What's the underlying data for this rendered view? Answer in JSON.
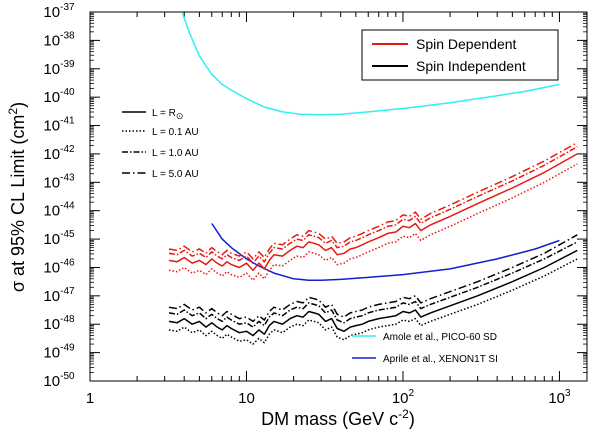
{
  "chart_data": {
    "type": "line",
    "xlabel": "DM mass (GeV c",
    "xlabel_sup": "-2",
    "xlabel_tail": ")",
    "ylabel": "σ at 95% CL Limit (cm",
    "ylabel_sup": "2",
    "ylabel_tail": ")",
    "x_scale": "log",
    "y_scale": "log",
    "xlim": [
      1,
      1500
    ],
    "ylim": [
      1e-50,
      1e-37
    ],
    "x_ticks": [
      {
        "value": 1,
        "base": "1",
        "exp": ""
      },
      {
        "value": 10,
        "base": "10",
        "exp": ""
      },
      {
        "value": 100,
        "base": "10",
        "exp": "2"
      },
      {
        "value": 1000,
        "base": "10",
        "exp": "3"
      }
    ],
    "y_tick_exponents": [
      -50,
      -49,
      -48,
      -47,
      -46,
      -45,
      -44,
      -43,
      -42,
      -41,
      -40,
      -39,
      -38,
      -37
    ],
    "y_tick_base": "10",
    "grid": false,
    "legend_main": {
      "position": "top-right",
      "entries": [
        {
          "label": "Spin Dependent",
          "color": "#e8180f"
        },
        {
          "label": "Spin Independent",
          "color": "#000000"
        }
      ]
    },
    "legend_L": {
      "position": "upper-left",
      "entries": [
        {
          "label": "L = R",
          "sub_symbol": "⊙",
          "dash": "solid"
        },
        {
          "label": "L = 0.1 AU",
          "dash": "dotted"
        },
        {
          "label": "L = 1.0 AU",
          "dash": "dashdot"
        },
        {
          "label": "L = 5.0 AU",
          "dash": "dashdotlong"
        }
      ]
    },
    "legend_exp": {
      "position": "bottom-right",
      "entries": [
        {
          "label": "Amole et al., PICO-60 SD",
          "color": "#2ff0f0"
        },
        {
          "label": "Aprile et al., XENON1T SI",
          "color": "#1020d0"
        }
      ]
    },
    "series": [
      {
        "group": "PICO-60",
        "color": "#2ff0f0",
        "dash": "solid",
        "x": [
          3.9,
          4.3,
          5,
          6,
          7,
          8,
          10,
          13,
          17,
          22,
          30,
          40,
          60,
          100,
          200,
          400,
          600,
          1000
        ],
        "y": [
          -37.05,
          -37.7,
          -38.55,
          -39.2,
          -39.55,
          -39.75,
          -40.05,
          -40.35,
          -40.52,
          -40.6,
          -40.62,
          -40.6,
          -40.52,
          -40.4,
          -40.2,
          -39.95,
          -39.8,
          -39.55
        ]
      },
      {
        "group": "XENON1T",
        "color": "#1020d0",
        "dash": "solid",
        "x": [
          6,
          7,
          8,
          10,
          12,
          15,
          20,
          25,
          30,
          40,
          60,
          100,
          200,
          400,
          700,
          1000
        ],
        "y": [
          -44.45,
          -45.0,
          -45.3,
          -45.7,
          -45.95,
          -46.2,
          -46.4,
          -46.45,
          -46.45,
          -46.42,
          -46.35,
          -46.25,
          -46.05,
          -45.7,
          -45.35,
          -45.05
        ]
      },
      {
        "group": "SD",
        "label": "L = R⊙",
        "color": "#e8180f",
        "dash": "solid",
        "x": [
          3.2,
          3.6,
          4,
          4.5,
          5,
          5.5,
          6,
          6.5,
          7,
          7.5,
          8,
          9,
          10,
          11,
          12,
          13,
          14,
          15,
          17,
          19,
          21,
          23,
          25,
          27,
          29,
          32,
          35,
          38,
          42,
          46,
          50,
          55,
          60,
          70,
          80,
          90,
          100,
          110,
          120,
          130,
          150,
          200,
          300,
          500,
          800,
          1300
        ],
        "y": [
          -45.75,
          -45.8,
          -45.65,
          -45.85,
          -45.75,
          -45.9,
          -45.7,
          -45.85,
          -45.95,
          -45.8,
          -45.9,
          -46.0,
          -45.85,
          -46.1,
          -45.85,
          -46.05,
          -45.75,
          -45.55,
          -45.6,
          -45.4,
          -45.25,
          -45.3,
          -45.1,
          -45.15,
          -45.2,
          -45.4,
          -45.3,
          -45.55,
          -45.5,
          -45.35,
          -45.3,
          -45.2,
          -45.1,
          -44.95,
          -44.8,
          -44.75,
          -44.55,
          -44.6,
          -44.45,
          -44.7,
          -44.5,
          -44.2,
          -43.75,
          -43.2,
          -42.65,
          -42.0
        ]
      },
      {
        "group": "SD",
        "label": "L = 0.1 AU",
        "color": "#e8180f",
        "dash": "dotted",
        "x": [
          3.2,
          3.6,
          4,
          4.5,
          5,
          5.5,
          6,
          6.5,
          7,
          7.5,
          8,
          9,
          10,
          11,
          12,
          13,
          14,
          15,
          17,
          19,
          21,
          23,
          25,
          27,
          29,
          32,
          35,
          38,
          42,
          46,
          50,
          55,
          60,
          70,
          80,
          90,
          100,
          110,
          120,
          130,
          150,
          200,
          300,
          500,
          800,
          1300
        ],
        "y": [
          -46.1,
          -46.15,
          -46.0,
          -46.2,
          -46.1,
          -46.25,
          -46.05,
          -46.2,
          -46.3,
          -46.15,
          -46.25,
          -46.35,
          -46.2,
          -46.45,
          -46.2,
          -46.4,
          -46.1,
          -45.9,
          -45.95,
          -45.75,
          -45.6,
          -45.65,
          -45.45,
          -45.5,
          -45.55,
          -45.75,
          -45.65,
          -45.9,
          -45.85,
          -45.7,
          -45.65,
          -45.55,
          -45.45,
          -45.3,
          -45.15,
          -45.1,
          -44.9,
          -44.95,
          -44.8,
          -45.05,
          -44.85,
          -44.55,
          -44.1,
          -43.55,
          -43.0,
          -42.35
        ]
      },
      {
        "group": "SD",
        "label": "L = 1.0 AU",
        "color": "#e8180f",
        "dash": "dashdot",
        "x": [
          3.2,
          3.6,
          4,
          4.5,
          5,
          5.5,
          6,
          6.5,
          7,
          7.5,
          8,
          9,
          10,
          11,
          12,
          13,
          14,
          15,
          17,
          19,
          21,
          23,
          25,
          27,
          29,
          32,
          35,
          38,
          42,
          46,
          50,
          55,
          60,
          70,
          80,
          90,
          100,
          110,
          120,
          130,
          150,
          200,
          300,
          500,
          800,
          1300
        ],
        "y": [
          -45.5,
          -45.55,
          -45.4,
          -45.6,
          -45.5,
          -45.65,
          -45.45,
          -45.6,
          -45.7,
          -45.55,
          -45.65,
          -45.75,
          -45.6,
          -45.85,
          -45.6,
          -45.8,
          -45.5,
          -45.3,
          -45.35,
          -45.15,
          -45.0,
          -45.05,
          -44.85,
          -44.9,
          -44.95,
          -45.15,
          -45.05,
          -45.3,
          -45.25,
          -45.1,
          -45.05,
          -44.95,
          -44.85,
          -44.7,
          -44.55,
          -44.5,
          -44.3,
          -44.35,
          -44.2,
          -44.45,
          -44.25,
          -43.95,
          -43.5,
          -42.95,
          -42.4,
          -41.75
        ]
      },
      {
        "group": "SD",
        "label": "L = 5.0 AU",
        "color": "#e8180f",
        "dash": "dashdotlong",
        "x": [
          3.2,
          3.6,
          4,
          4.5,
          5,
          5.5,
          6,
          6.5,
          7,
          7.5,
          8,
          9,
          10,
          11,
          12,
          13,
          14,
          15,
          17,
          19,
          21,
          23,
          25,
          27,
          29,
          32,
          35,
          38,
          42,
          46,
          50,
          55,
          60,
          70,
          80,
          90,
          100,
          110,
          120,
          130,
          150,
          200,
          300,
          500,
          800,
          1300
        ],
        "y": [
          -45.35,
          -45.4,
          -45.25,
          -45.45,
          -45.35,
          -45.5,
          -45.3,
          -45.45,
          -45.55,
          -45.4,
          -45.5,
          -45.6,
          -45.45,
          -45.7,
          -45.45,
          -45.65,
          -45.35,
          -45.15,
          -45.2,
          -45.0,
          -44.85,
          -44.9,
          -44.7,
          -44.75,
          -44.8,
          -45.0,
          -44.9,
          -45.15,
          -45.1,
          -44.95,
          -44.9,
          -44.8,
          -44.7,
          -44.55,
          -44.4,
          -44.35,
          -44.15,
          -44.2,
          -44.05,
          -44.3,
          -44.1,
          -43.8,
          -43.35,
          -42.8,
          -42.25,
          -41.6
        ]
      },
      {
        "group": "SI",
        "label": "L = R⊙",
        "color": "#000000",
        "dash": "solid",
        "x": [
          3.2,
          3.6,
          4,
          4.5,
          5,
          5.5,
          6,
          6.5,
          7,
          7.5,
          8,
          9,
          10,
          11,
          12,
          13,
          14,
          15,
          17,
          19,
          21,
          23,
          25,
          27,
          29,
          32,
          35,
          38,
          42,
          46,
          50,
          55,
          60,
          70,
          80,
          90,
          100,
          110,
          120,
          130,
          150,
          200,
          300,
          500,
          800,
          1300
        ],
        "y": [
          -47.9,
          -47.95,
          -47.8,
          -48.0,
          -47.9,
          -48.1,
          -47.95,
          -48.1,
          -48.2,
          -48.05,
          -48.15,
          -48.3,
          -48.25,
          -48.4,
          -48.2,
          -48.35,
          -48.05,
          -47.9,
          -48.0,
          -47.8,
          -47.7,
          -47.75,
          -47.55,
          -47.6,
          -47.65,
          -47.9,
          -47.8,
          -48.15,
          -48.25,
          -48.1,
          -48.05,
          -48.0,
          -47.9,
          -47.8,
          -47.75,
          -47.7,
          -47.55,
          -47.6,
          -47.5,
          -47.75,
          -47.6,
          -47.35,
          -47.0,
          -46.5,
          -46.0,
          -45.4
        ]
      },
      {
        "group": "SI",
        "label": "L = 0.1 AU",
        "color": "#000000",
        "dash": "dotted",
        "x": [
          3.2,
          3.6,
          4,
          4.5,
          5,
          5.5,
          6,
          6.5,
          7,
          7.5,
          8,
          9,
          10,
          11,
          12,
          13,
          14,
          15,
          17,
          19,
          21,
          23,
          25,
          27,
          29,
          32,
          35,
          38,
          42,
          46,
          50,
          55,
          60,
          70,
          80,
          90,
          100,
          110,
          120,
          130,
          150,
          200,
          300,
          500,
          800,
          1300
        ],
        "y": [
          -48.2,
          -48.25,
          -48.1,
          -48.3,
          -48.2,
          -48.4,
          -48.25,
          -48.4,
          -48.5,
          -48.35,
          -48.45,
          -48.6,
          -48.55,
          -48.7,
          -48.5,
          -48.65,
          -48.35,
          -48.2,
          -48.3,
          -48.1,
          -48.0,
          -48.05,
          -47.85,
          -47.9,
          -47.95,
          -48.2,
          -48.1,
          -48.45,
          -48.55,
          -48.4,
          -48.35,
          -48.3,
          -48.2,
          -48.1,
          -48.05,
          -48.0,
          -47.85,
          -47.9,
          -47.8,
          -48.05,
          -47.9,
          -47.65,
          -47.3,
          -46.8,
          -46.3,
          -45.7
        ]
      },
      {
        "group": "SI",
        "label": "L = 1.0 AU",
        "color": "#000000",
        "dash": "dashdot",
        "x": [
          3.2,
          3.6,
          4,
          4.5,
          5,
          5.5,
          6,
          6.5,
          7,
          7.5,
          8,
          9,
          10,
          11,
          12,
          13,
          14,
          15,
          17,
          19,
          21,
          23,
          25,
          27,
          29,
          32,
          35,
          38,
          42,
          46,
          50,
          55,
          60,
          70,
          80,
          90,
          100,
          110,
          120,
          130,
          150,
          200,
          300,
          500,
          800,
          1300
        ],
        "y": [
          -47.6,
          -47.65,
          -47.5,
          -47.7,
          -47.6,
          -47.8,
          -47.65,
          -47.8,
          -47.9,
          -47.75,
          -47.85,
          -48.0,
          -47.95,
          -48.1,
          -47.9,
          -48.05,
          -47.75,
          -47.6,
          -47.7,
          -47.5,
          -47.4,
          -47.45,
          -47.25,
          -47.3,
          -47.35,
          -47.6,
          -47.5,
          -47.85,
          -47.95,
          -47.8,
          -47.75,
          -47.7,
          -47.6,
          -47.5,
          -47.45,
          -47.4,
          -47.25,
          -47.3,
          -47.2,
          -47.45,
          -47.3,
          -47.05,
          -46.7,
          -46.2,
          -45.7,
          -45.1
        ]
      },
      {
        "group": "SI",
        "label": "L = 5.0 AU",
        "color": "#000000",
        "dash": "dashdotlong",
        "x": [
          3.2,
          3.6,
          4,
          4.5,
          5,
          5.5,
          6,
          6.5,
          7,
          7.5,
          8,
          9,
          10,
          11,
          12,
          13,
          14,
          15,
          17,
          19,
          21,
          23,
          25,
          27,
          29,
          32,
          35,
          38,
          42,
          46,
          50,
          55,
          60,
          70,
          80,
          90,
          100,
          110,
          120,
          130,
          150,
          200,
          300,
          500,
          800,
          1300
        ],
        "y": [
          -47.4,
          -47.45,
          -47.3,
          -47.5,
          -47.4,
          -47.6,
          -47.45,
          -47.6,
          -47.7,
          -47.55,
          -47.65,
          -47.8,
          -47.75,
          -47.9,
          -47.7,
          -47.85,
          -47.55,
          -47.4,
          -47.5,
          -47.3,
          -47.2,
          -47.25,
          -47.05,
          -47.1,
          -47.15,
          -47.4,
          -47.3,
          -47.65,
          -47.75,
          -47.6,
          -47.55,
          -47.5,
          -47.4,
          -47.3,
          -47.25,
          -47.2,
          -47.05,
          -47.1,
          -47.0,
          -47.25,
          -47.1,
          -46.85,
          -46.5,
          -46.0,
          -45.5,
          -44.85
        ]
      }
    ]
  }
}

Task directions> Search the data for "position" and list every line in which it occurs.

Answer to the exercise>
      "position": "top-right",
      "position": "upper-left",
      "position": "bottom-right",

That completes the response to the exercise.